▸ **SET TASK**: Below are some entries. Copy each line that holds the string "下列选项中".

▸ **RECORDS**:

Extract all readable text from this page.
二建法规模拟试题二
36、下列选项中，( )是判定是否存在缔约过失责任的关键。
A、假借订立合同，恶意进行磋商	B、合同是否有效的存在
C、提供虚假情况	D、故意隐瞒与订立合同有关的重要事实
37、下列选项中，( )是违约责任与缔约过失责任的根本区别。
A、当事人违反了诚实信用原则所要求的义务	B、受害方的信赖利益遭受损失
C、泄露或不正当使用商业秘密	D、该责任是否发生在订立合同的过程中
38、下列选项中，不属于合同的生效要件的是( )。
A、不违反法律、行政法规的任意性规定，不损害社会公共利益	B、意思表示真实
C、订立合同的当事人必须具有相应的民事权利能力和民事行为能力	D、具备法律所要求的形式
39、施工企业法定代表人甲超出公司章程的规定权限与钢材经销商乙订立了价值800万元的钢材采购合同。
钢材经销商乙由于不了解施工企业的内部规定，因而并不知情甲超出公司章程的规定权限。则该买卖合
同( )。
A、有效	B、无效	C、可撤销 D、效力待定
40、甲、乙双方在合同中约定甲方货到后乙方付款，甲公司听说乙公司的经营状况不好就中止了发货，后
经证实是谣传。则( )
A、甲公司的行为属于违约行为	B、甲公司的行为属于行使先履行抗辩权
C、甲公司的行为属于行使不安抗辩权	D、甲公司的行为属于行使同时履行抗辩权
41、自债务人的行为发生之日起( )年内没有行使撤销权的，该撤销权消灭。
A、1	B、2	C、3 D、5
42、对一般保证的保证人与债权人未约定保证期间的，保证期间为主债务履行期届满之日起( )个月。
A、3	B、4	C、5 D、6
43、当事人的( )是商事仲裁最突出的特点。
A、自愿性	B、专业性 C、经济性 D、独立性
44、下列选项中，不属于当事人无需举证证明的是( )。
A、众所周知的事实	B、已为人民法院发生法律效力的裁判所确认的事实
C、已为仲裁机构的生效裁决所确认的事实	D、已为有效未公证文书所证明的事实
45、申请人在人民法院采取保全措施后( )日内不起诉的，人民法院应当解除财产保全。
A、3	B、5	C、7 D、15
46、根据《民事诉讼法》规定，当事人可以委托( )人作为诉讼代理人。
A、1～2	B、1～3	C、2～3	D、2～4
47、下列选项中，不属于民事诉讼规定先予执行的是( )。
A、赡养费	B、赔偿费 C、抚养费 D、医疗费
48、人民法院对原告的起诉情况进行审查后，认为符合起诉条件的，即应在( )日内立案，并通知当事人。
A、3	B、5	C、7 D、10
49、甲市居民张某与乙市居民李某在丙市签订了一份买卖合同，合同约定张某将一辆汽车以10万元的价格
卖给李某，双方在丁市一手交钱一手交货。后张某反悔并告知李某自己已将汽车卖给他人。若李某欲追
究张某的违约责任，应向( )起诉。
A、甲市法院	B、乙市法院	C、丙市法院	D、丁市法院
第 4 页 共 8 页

▸ **CORRECT RESPONSE**:
36、下列选项中，( )是判定是否存在缔约过失责任的关键。
37、下列选项中，( )是违约责任与缔约过失责任的根本区别。
38、下列选项中，不属于合同的生效要件的是( )。
44、下列选项中，不属于当事人无需举证证明的是( )。
47、下列选项中，不属于民事诉讼规定先予执行的是( )。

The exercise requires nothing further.